## TASK DETAILS
Using the listing below, copy every line that mentions "автономной".

## BEGIN INFORMATION SHOWN

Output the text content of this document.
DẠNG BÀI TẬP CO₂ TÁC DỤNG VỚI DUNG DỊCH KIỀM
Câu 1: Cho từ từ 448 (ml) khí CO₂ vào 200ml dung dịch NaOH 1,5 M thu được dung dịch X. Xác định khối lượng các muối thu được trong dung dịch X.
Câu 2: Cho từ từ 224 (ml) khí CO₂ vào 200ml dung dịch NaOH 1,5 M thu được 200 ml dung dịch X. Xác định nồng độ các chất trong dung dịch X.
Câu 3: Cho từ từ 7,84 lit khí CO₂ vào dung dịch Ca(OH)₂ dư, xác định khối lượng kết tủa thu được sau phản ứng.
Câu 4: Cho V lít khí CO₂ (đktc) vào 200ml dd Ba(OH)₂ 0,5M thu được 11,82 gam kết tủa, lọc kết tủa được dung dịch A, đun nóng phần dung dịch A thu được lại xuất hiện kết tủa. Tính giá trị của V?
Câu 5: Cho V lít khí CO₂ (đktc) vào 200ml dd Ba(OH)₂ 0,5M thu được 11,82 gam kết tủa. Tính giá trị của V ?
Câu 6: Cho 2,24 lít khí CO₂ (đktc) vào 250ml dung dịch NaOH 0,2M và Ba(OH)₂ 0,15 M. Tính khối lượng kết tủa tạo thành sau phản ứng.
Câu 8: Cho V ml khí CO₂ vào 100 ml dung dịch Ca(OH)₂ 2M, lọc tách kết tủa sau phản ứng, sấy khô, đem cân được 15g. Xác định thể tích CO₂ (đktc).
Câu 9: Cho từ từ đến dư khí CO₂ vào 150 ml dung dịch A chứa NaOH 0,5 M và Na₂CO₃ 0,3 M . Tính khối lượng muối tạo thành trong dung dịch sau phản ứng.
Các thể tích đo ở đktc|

## END INFORMATION SHOWN
## BEGIN INFORMATION SHOWN

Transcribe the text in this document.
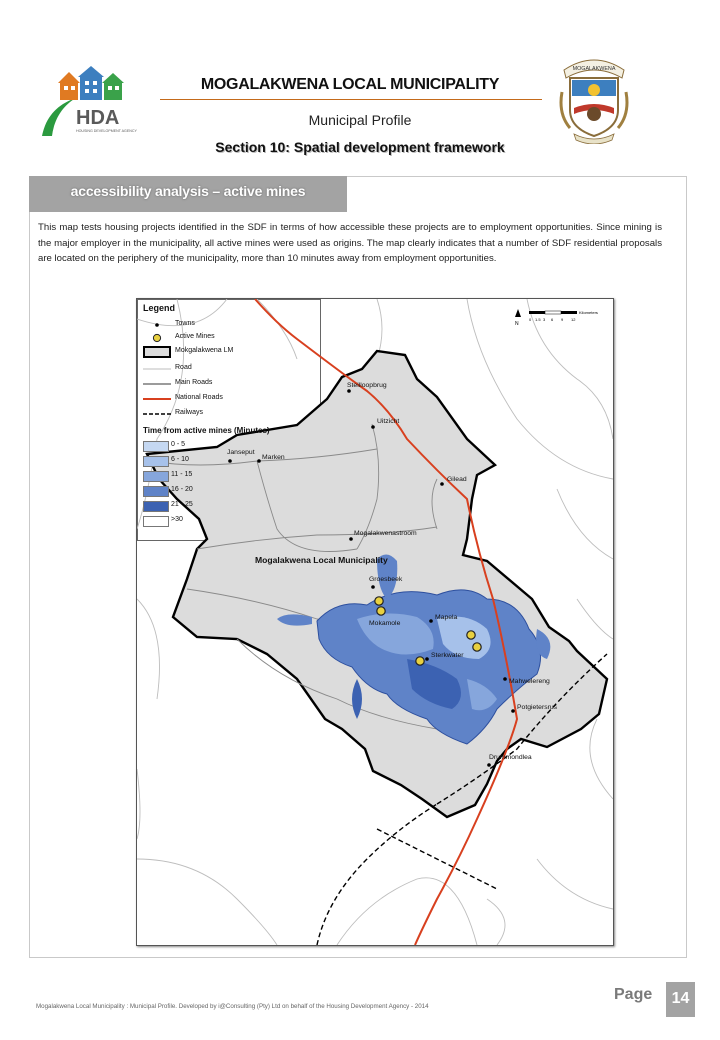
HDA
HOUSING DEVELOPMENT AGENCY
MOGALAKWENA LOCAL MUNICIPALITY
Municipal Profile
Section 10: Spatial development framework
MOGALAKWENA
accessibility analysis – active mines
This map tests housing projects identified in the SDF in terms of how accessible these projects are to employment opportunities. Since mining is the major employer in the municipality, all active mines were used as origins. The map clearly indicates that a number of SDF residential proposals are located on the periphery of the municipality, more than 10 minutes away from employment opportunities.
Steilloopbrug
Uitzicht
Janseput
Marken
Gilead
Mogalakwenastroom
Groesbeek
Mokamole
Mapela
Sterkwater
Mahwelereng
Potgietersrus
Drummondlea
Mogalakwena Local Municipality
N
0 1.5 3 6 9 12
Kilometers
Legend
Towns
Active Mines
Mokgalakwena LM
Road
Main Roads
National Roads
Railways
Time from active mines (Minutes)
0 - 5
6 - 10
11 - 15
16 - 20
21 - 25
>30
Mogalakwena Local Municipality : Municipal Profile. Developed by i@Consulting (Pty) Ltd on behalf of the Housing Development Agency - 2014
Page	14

## END INFORMATION SHOWN
## BEGIN INFORMATION SHOWN

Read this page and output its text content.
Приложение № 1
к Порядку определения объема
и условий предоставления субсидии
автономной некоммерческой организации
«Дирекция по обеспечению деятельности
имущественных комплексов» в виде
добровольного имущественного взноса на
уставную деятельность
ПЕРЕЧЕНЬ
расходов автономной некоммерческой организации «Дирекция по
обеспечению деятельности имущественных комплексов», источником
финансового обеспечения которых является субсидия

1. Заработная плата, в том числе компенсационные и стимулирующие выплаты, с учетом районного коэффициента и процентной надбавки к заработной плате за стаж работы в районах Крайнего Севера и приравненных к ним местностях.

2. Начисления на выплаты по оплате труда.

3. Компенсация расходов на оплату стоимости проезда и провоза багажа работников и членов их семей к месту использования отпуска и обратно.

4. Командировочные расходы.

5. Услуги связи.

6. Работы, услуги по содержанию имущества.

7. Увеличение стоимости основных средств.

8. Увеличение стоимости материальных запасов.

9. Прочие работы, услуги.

## END INFORMATION SHOWN

## EXPECTED ANSWER
автономной некоммерческой организации
расходов автономной некоммерческой организации «Дирекция по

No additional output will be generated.